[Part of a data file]
+ + +

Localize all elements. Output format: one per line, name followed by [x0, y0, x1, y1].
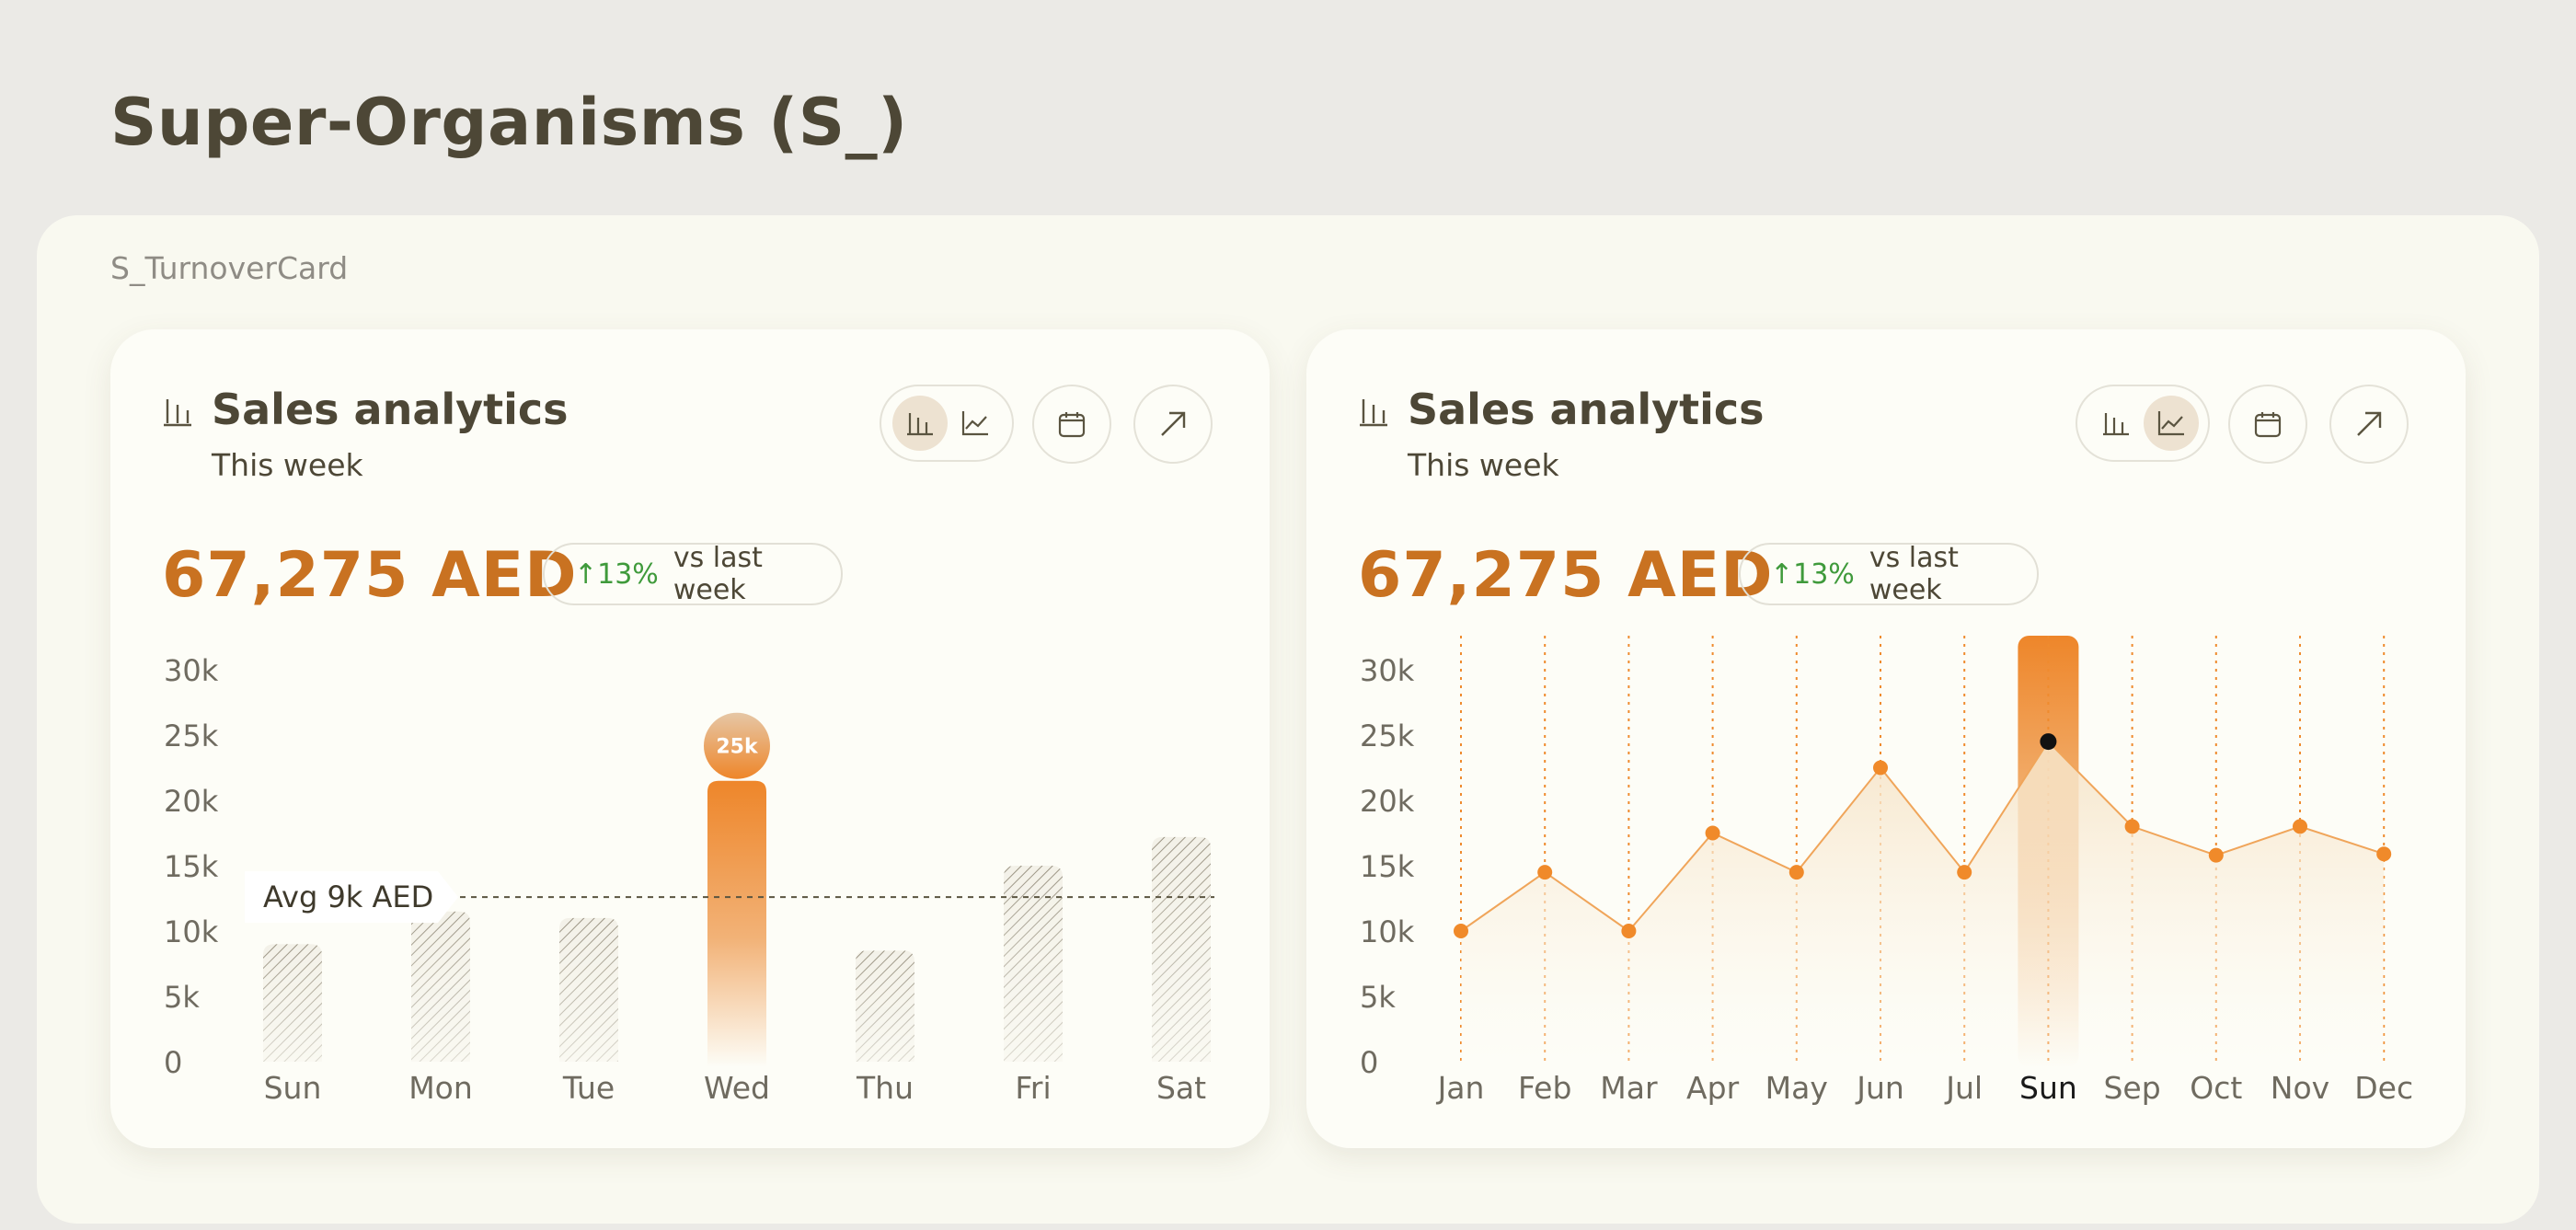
- bar: [856, 950, 914, 1062]
- sales-analytics-card-line: Sales analytics This week 67,275 AED ↑13…: [1306, 329, 2466, 1148]
- data-point: [2124, 819, 2140, 834]
- data-point: [2208, 847, 2224, 863]
- page-title: Super-Organisms (S_): [110, 85, 908, 160]
- bar: [559, 917, 618, 1062]
- x-tick-label: Dec: [2354, 1070, 2413, 1106]
- x-tick-label: Sun: [264, 1070, 322, 1106]
- x-tick-label: Jul: [1944, 1070, 1983, 1106]
- data-point: [1621, 924, 1637, 938]
- data-point: [1873, 760, 1888, 776]
- y-tick-label: 20k: [1360, 784, 1415, 819]
- bar-chart: 0 5k 10k 15k 20k 25k 30k Sun Mon Tue 25k Wed Thu Fri S…: [164, 653, 1214, 1106]
- data-point: [1454, 924, 1468, 938]
- data-point: [2376, 846, 2392, 862]
- data-point: [1788, 865, 1804, 880]
- x-tick-label: Sat: [1156, 1070, 1206, 1106]
- x-tick-label: Fri: [1015, 1070, 1051, 1106]
- area-fill: [1461, 741, 2385, 1062]
- y-tick-label: 5k: [1360, 980, 1396, 1015]
- y-tick-label: 0: [164, 1045, 182, 1080]
- x-tick-label: Nov: [2271, 1070, 2329, 1106]
- data-point: [1537, 865, 1553, 880]
- section-label: S_TurnoverCard: [110, 250, 349, 286]
- average-label: Avg 9k AED: [263, 879, 433, 914]
- sales-analytics-card-bar: Sales analytics This week 67,275 AED ↑13…: [110, 329, 1270, 1148]
- x-tick-label: Wed: [704, 1070, 770, 1106]
- data-point: [1705, 825, 1720, 841]
- x-tick-label: Jan: [1436, 1070, 1485, 1106]
- y-tick-label: 25k: [1360, 718, 1415, 753]
- x-tick-label: Oct: [2190, 1070, 2242, 1106]
- y-tick-label: 15k: [164, 849, 219, 884]
- bar: [1152, 836, 1211, 1062]
- x-tick-label: Mar: [1600, 1070, 1658, 1106]
- y-tick-label: 10k: [164, 914, 219, 949]
- value-bubble-label: 25k: [716, 736, 759, 759]
- x-tick-label: Mon: [408, 1070, 473, 1106]
- x-tick-label: Sep: [2103, 1070, 2160, 1106]
- x-tick-label: Sun: [2019, 1070, 2077, 1106]
- y-tick-label: 10k: [1360, 914, 1415, 949]
- data-point: [2293, 819, 2307, 834]
- y-tick-label: 30k: [164, 653, 219, 688]
- x-tick-label: Apr: [1686, 1070, 1740, 1106]
- data-point: [1957, 865, 1972, 880]
- y-tick-label: 20k: [164, 784, 219, 819]
- y-tick-label: 5k: [164, 980, 200, 1015]
- data-point-highlight: [2040, 733, 2057, 751]
- x-tick-label: Feb: [1518, 1070, 1571, 1106]
- x-tick-label: Tue: [562, 1070, 615, 1106]
- x-tick-label: Thu: [856, 1070, 914, 1106]
- bar: [263, 944, 322, 1062]
- y-tick-label: 15k: [1360, 849, 1415, 884]
- bar: [411, 911, 470, 1062]
- y-tick-label: 30k: [1360, 653, 1415, 688]
- line-chart: 0 5k 10k 15k 20k 25k 30k Jan Feb Mar Apr May Jun Jul S…: [1360, 636, 2413, 1106]
- bar: [707, 780, 766, 1067]
- x-tick-label: May: [1765, 1070, 1828, 1106]
- bar: [1004, 866, 1063, 1062]
- y-tick-label: 0: [1360, 1045, 1378, 1080]
- y-tick-label: 25k: [164, 718, 219, 753]
- x-tick-label: Jun: [1855, 1070, 1904, 1106]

+ + +

PROBLEM STATEMENT:
In the records, take everything from the line containing "- bar: [856, 950, 914, 1062]" down to the line containing "- data-point: [1873, 760, 1888, 776]" and switch "x-tick-label" to "x-axis-label" throughout, leaving all else unchanged. Return only those lines.

SOLUTION TO THIS TASK:
- bar: [856, 950, 914, 1062]
- sales-analytics-card-line: Sales analytics This week 67,275 AED ↑13…: [1306, 329, 2466, 1148]
- data-point: [2124, 819, 2140, 834]
- data-point: [2208, 847, 2224, 863]
- page-title: Super-Organisms (S_): [110, 85, 908, 160]
- bar: [559, 917, 618, 1062]
- x-axis-label: Dec: [2354, 1070, 2413, 1106]
- x-axis-label: Sun: [264, 1070, 322, 1106]
- x-axis-label: Jul: [1944, 1070, 1983, 1106]
- data-point: [1621, 924, 1637, 938]
- data-point: [1873, 760, 1888, 776]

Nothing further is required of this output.